Output every line of the material exactly, omitting images.

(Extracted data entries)
## Start
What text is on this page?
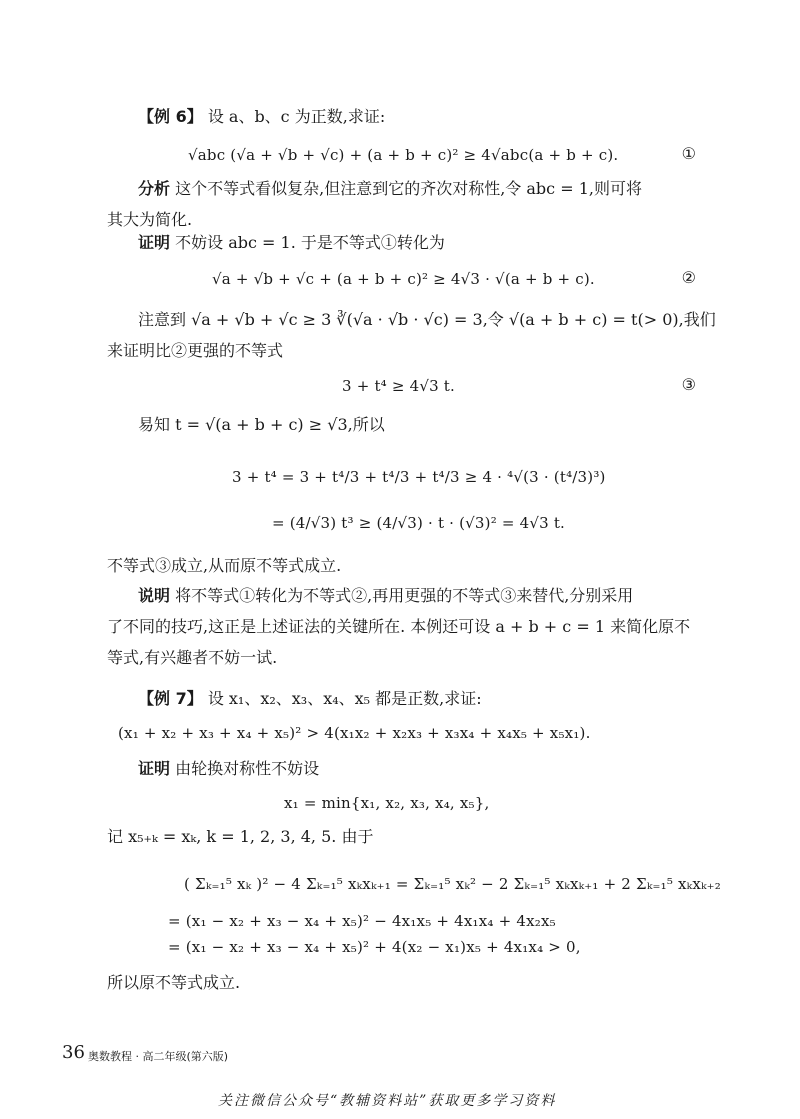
【例 6】 设 a、b、c 为正数,求证:
√abc (√a + √b + √c) + (a + b + c)² ≥ 4√abc(a + b + c).	①
分析 这个不等式看似复杂,但注意到它的齐次对称性,令 abc = 1,则可将
其大为简化.
证明 不妨设 abc = 1. 于是不等式①转化为
√a + √b + √c + (a + b + c)² ≥ 4√3 · √(a + b + c).	②
注意到 √a + √b + √c ≥ 3 ∛(√a · √b · √c) = 3,令 √(a + b + c) = t(> 0),我们
来证明比②更强的不等式
3 + t⁴ ≥ 4√3 t.	③
易知 t = √(a + b + c) ≥ √3,所以
3 + t⁴ = 3 + t⁴/3 + t⁴/3 + t⁴/3 ≥ 4 · ⁴√(3 · (t⁴/3)³)
= (4/√3) t³ ≥ (4/√3) · t · (√3)² = 4√3 t.
不等式③成立,从而原不等式成立.
说明 将不等式①转化为不等式②,再用更强的不等式③来替代,分别采用
了不同的技巧,这正是上述证法的关键所在. 本例还可设 a + b + c = 1 来简化原不
等式,有兴趣者不妨一试.
【例 7】 设 x₁、x₂、x₃、x₄、x₅ 都是正数,求证:
(x₁ + x₂ + x₃ + x₄ + x₅)² > 4(x₁x₂ + x₂x₃ + x₃x₄ + x₄x₅ + x₅x₁).
证明 由轮换对称性不妨设
x₁ = min{x₁, x₂, x₃, x₄, x₅},
记 x₅₊ₖ = xₖ, k = 1, 2, 3, 4, 5. 由于
( Σₖ₌₁⁵ xₖ )² − 4 Σₖ₌₁⁵ xₖxₖ₊₁ = Σₖ₌₁⁵ xₖ² − 2 Σₖ₌₁⁵ xₖxₖ₊₁ + 2 Σₖ₌₁⁵ xₖxₖ₊₂
= (x₁ − x₂ + x₃ − x₄ + x₅)² − 4x₁x₅ + 4x₁x₄ + 4x₂x₅
= (x₁ − x₂ + x₃ − x₄ + x₅)² + 4(x₂ − x₁)x₅ + 4x₁x₄ > 0,
所以原不等式成立.
36 奥数教程 · 高二年级(第六版)
关注微信公众号“教辅资料站”获取更多学习资料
## End
▶ _Result_:
What text is on this page?
【例 6】 设 a、b、c 为正数,求证:
√abc (√a + √b + √c) + (a + b + c)² ≥ 4√abc(a + b + c).	①
分析 这个不等式看似复杂,但注意到它的齐次对称性,令 abc = 1,则可将
其大为简化.
证明 不妨设 abc = 1. 于是不等式①转化为
√a + √b + √c + (a + b + c)² ≥ 4√3 · √(a + b + c).	②
注意到 √a + √b + √c ≥ 3 ∛(√a · √b · √c) = 3,令 √(a + b + c) = t(> 0),我们
来证明比②更强的不等式
3 + t⁴ ≥ 4√3 t.	③
易知 t = √(a + b + c) ≥ √3,所以
3 + t⁴ = 3 + t⁴/3 + t⁴/3 + t⁴/3 ≥ 4 · ⁴√(3 · (t⁴/3)³)
= (4/√3) t³ ≥ (4/√3) · t · (√3)² = 4√3 t.
不等式③成立,从而原不等式成立.
说明 将不等式①转化为不等式②,再用更强的不等式③来替代,分别采用
了不同的技巧,这正是上述证法的关键所在. 本例还可设 a + b + c = 1 来简化原不
等式,有兴趣者不妨一试.
【例 7】 设 x₁、x₂、x₃、x₄、x₅ 都是正数,求证:
(x₁ + x₂ + x₃ + x₄ + x₅)² > 4(x₁x₂ + x₂x₃ + x₃x₄ + x₄x₅ + x₅x₁).
证明 由轮换对称性不妨设
x₁ = min{x₁, x₂, x₃, x₄, x₅},
记 x₅₊ₖ = xₖ, k = 1, 2, 3, 4, 5. 由于
( Σₖ₌₁⁵ xₖ )² − 4 Σₖ₌₁⁵ xₖxₖ₊₁ = Σₖ₌₁⁵ xₖ² − 2 Σₖ₌₁⁵ xₖxₖ₊₁ + 2 Σₖ₌₁⁵ xₖxₖ₊₂
= (x₁ − x₂ + x₃ − x₄ + x₅)² − 4x₁x₅ + 4x₁x₄ + 4x₂x₅
= (x₁ − x₂ + x₃ − x₄ + x₅)² + 4(x₂ − x₁)x₅ + 4x₁x₄ > 0,
所以原不等式成立.
36 奥数教程 · 高二年级(第六版)
关注微信公众号“教辅资料站”获取更多学习资料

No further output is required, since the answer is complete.